GIVEN TASK -
Your task is to give the data again, exactly, with every line intact.

Data items:

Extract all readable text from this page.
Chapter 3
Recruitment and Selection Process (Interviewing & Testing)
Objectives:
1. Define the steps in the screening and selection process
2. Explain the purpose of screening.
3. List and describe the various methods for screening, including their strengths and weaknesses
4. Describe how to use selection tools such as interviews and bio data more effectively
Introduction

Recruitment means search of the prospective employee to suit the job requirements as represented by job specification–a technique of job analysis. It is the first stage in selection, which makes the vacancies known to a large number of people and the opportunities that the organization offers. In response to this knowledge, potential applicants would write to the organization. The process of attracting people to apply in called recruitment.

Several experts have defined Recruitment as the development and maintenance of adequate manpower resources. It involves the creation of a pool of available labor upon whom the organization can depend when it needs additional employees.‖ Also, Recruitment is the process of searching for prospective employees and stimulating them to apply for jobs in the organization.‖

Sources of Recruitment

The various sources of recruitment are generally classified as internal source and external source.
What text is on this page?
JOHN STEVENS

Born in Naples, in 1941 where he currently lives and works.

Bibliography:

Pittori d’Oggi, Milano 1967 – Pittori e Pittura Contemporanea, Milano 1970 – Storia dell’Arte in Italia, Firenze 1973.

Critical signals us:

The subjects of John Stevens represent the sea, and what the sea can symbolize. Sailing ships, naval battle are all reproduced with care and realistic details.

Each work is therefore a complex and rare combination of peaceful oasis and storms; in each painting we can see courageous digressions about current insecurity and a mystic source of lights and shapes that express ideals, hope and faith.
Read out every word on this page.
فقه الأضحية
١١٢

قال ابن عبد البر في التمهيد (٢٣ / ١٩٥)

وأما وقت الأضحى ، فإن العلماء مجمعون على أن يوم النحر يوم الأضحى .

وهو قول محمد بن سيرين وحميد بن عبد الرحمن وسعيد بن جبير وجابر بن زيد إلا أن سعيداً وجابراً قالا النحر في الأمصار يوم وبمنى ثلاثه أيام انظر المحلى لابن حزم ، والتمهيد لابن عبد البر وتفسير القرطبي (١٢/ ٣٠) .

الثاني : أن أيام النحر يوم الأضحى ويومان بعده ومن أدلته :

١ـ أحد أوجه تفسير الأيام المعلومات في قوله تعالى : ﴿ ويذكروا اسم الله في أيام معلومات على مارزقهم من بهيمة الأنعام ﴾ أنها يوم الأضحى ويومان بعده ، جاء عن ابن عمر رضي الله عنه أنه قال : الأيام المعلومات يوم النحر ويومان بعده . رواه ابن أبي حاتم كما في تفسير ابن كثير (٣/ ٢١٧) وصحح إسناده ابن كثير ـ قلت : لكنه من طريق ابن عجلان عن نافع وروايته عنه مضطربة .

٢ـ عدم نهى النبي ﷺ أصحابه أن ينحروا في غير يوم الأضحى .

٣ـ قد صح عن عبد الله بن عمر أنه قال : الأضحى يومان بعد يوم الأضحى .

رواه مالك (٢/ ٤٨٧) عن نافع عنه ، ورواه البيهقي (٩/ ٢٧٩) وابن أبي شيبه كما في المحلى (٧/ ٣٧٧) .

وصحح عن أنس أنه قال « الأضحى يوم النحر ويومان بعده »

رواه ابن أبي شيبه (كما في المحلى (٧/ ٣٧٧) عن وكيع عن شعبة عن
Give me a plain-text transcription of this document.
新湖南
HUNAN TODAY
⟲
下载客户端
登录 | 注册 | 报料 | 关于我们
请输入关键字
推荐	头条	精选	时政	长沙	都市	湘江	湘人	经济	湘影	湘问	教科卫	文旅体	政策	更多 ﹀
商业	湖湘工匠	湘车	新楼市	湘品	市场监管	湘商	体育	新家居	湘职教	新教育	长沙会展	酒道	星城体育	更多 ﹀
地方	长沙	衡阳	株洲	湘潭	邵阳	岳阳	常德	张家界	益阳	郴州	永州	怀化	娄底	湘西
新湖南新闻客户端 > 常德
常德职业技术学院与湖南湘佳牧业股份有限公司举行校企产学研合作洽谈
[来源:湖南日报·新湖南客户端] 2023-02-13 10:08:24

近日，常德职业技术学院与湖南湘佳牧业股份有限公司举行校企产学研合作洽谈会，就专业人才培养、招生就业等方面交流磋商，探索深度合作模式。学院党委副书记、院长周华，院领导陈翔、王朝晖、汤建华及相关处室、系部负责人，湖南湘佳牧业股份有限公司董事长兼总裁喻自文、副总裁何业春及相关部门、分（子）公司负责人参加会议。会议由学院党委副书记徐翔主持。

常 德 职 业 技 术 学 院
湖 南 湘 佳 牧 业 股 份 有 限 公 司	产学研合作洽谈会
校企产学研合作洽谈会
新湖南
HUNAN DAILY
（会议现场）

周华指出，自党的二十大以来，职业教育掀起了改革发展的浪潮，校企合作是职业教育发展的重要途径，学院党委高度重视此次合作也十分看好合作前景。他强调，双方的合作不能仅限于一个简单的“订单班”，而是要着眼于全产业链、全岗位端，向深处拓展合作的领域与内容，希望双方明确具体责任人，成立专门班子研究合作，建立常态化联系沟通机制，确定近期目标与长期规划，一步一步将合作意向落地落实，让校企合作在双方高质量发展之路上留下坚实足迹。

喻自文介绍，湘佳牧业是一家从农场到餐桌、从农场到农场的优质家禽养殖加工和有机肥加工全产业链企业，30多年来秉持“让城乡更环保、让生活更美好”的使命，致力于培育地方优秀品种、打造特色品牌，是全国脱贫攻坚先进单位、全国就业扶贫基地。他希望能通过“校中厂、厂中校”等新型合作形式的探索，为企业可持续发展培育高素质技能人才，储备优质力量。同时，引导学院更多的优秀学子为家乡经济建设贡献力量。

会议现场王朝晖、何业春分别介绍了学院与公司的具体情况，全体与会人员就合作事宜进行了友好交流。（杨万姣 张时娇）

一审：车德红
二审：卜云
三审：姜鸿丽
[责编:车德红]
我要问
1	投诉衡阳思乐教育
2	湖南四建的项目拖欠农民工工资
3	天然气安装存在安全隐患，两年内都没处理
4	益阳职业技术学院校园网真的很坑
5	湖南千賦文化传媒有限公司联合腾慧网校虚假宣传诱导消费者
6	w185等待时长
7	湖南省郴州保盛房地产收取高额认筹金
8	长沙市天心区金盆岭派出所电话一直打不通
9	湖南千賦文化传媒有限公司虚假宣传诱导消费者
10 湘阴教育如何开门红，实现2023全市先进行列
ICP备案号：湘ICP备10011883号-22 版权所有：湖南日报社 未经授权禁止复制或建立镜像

FINAL RESULT -
Extract all readable text from this page.
Chapter 3
Recruitment and Selection Process (Interviewing & Testing)
Objectives:
1. Define the steps in the screening and selection process
2. Explain the purpose of screening.
3. List and describe the various methods for screening, including their strengths and weaknesses
4. Describe how to use selection tools such as interviews and bio data more effectively
Introduction

Recruitment means search of the prospective employee to suit the job requirements as represented by job specification–a technique of job analysis. It is the first stage in selection, which makes the vacancies known to a large number of people and the opportunities that the organization offers. In response to this knowledge, potential applicants would write to the organization. The process of attracting people to apply in called recruitment.

Several experts have defined Recruitment as the development and maintenance of adequate manpower resources. It involves the creation of a pool of available labor upon whom the organization can depend when it needs additional employees.‖ Also, Recruitment is the process of searching for prospective employees and stimulating them to apply for jobs in the organization.‖

Sources of Recruitment

The various sources of recruitment are generally classified as internal source and external source.
What text is on this page?
JOHN STEVENS

Born in Naples, in 1941 where he currently lives and works.

Bibliography:

Pittori d’Oggi, Milano 1967 – Pittori e Pittura Contemporanea, Milano 1970 – Storia dell’Arte in Italia, Firenze 1973.

Critical signals us:

The subjects of John Stevens represent the sea, and what the sea can symbolize. Sailing ships, naval battle are all reproduced with care and realistic details.

Each work is therefore a complex and rare combination of peaceful oasis and storms; in each painting we can see courageous digressions about current insecurity and a mystic source of lights and shapes that express ideals, hope and faith.
Read out every word on this page.
فقه الأضحية
١١٢

قال ابن عبد البر في التمهيد (٢٣ / ١٩٥)

وأما وقت الأضحى ، فإن العلماء مجمعون على أن يوم النحر يوم الأضحى .

وهو قول محمد بن سيرين وحميد بن عبد الرحمن وسعيد بن جبير وجابر بن زيد إلا أن سعيداً وجابراً قالا النحر في الأمصار يوم وبمنى ثلاثه أيام انظر المحلى لابن حزم ، والتمهيد لابن عبد البر وتفسير القرطبي (١٢/ ٣٠) .

الثاني : أن أيام النحر يوم الأضحى ويومان بعده ومن أدلته :

١ـ أحد أوجه تفسير الأيام المعلومات في قوله تعالى : ﴿ ويذكروا اسم الله في أيام معلومات على مارزقهم من بهيمة الأنعام ﴾ أنها يوم الأضحى ويومان بعده ، جاء عن ابن عمر رضي الله عنه أنه قال : الأيام المعلومات يوم النحر ويومان بعده . رواه ابن أبي حاتم كما في تفسير ابن كثير (٣/ ٢١٧) وصحح إسناده ابن كثير ـ قلت : لكنه من طريق ابن عجلان عن نافع وروايته عنه مضطربة .

٢ـ عدم نهى النبي ﷺ أصحابه أن ينحروا في غير يوم الأضحى .

٣ـ قد صح عن عبد الله بن عمر أنه قال : الأضحى يومان بعد يوم الأضحى .

رواه مالك (٢/ ٤٨٧) عن نافع عنه ، ورواه البيهقي (٩/ ٢٧٩) وابن أبي شيبه كما في المحلى (٧/ ٣٧٧) .

وصحح عن أنس أنه قال « الأضحى يوم النحر ويومان بعده »

رواه ابن أبي شيبه (كما في المحلى (٧/ ٣٧٧) عن وكيع عن شعبة عن
Give me a plain-text transcription of this document.
新湖南
HUNAN TODAY
⟲
下载客户端
登录 | 注册 | 报料 | 关于我们
请输入关键字
推荐	头条	精选	时政	长沙	都市	湘江	湘人	经济	湘影	湘问	教科卫	文旅体	政策	更多 ﹀
商业	湖湘工匠	湘车	新楼市	湘品	市场监管	湘商	体育	新家居	湘职教	新教育	长沙会展	酒道	星城体育	更多 ﹀
地方	长沙	衡阳	株洲	湘潭	邵阳	岳阳	常德	张家界	益阳	郴州	永州	怀化	娄底	湘西
新湖南新闻客户端 > 常德
常德职业技术学院与湖南湘佳牧业股份有限公司举行校企产学研合作洽谈
[来源:湖南日报·新湖南客户端] 2023-02-13 10:08:24

近日，常德职业技术学院与湖南湘佳牧业股份有限公司举行校企产学研合作洽谈会，就专业人才培养、招生就业等方面交流磋商，探索深度合作模式。学院党委副书记、院长周华，院领导陈翔、王朝晖、汤建华及相关处室、系部负责人，湖南湘佳牧业股份有限公司董事长兼总裁喻自文、副总裁何业春及相关部门、分（子）公司负责人参加会议。会议由学院党委副书记徐翔主持。

常 德 职 业 技 术 学 院
湖 南 湘 佳 牧 业 股 份 有 限 公 司	产学研合作洽谈会
校企产学研合作洽谈会
新湖南
HUNAN DAILY
（会议现场）

周华指出，自党的二十大以来，职业教育掀起了改革发展的浪潮，校企合作是职业教育发展的重要途径，学院党委高度重视此次合作也十分看好合作前景。他强调，双方的合作不能仅限于一个简单的“订单班”，而是要着眼于全产业链、全岗位端，向深处拓展合作的领域与内容，希望双方明确具体责任人，成立专门班子研究合作，建立常态化联系沟通机制，确定近期目标与长期规划，一步一步将合作意向落地落实，让校企合作在双方高质量发展之路上留下坚实足迹。

喻自文介绍，湘佳牧业是一家从农场到餐桌、从农场到农场的优质家禽养殖加工和有机肥加工全产业链企业，30多年来秉持“让城乡更环保、让生活更美好”的使命，致力于培育地方优秀品种、打造特色品牌，是全国脱贫攻坚先进单位、全国就业扶贫基地。他希望能通过“校中厂、厂中校”等新型合作形式的探索，为企业可持续发展培育高素质技能人才，储备优质力量。同时，引导学院更多的优秀学子为家乡经济建设贡献力量。

会议现场王朝晖、何业春分别介绍了学院与公司的具体情况，全体与会人员就合作事宜进行了友好交流。（杨万姣 张时娇）

一审：车德红
二审：卜云
三审：姜鸿丽
[责编:车德红]
我要问
1	投诉衡阳思乐教育
2	湖南四建的项目拖欠农民工工资
3	天然气安装存在安全隐患，两年内都没处理
4	益阳职业技术学院校园网真的很坑
5	湖南千賦文化传媒有限公司联合腾慧网校虚假宣传诱导消费者
6	w185等待时长
7	湖南省郴州保盛房地产收取高额认筹金
8	长沙市天心区金盆岭派出所电话一直打不通
9	湖南千賦文化传媒有限公司虚假宣传诱导消费者
10 湘阴教育如何开门红，实现2023全市先进行列
ICP备案号：湘ICP备10011883号-22 版权所有：湖南日报社 未经授权禁止复制或建立镜像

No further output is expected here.